**WHAT IS ASKED:** Your task is to output the data exactly as it stands.

**STORED ROWS:**

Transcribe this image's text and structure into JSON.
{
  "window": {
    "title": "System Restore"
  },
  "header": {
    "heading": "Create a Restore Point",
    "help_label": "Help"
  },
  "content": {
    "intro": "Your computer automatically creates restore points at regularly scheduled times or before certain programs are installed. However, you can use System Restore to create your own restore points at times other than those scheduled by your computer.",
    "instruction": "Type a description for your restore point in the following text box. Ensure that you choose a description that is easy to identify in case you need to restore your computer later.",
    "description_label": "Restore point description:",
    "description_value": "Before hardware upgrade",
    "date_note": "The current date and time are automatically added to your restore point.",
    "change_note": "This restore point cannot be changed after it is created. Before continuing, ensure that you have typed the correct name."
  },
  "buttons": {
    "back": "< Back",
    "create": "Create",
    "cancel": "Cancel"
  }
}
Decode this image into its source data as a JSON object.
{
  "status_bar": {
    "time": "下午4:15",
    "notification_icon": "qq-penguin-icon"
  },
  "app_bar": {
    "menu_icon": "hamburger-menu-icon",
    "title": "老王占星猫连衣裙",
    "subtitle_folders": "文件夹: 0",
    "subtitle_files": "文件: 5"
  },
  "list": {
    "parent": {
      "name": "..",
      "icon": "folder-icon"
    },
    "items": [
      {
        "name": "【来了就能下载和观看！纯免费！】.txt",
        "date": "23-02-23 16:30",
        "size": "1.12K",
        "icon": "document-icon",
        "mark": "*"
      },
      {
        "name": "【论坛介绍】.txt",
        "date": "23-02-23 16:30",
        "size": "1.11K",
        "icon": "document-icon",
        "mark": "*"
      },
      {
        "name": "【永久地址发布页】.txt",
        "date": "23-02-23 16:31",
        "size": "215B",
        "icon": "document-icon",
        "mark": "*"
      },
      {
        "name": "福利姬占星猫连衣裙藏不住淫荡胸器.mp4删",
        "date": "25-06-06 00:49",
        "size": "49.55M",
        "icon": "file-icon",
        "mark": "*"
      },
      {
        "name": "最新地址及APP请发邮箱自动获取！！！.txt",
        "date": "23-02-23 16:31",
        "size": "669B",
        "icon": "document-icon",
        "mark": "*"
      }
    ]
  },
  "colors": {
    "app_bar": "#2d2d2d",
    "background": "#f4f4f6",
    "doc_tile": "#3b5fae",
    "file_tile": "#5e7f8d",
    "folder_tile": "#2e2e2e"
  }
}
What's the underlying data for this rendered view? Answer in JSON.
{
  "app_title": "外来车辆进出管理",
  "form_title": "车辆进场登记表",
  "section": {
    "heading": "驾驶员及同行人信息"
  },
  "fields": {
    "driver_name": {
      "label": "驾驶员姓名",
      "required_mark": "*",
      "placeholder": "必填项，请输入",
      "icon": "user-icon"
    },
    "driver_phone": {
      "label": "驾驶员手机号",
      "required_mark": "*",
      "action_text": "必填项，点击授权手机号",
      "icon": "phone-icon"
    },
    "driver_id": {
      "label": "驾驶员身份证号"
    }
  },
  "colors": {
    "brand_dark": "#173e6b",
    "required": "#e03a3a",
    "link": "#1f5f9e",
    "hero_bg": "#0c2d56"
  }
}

**TASK RESULT:**
Transcribe this image's text and structure into JSON.
{
  "window": {
    "title": "System Restore"
  },
  "header": {
    "heading": "Create a Restore Point",
    "help_label": "Help"
  },
  "content": {
    "intro": "Your computer automatically creates restore points at regularly scheduled times or before certain programs are installed. However, you can use System Restore to create your own restore points at times other than those scheduled by your computer.",
    "instruction": "Type a description for your restore point in the following text box. Ensure that you choose a description that is easy to identify in case you need to restore your computer later.",
    "description_label": "Restore point description:",
    "description_value": "Before hardware upgrade",
    "date_note": "The current date and time are automatically added to your restore point.",
    "change_note": "This restore point cannot be changed after it is created. Before continuing, ensure that you have typed the correct name."
  },
  "buttons": {
    "back": "< Back",
    "create": "Create",
    "cancel": "Cancel"
  }
}
Decode this image into its source data as a JSON object.
{
  "status_bar": {
    "time": "下午4:15",
    "notification_icon": "qq-penguin-icon"
  },
  "app_bar": {
    "menu_icon": "hamburger-menu-icon",
    "title": "老王占星猫连衣裙",
    "subtitle_folders": "文件夹: 0",
    "subtitle_files": "文件: 5"
  },
  "list": {
    "parent": {
      "name": "..",
      "icon": "folder-icon"
    },
    "items": [
      {
        "name": "【来了就能下载和观看！纯免费！】.txt",
        "date": "23-02-23 16:30",
        "size": "1.12K",
        "icon": "document-icon",
        "mark": "*"
      },
      {
        "name": "【论坛介绍】.txt",
        "date": "23-02-23 16:30",
        "size": "1.11K",
        "icon": "document-icon",
        "mark": "*"
      },
      {
        "name": "【永久地址发布页】.txt",
        "date": "23-02-23 16:31",
        "size": "215B",
        "icon": "document-icon",
        "mark": "*"
      },
      {
        "name": "福利姬占星猫连衣裙藏不住淫荡胸器.mp4删",
        "date": "25-06-06 00:49",
        "size": "49.55M",
        "icon": "file-icon",
        "mark": "*"
      },
      {
        "name": "最新地址及APP请发邮箱自动获取！！！.txt",
        "date": "23-02-23 16:31",
        "size": "669B",
        "icon": "document-icon",
        "mark": "*"
      }
    ]
  },
  "colors": {
    "app_bar": "#2d2d2d",
    "background": "#f4f4f6",
    "doc_tile": "#3b5fae",
    "file_tile": "#5e7f8d",
    "folder_tile": "#2e2e2e"
  }
}
What's the underlying data for this rendered view? Answer in JSON.
{
  "app_title": "外来车辆进出管理",
  "form_title": "车辆进场登记表",
  "section": {
    "heading": "驾驶员及同行人信息"
  },
  "fields": {
    "driver_name": {
      "label": "驾驶员姓名",
      "required_mark": "*",
      "placeholder": "必填项，请输入",
      "icon": "user-icon"
    },
    "driver_phone": {
      "label": "驾驶员手机号",
      "required_mark": "*",
      "action_text": "必填项，点击授权手机号",
      "icon": "phone-icon"
    },
    "driver_id": {
      "label": "驾驶员身份证号"
    }
  },
  "colors": {
    "brand_dark": "#173e6b",
    "required": "#e03a3a",
    "link": "#1f5f9e",
    "hero_bg": "#0c2d56"
  }
}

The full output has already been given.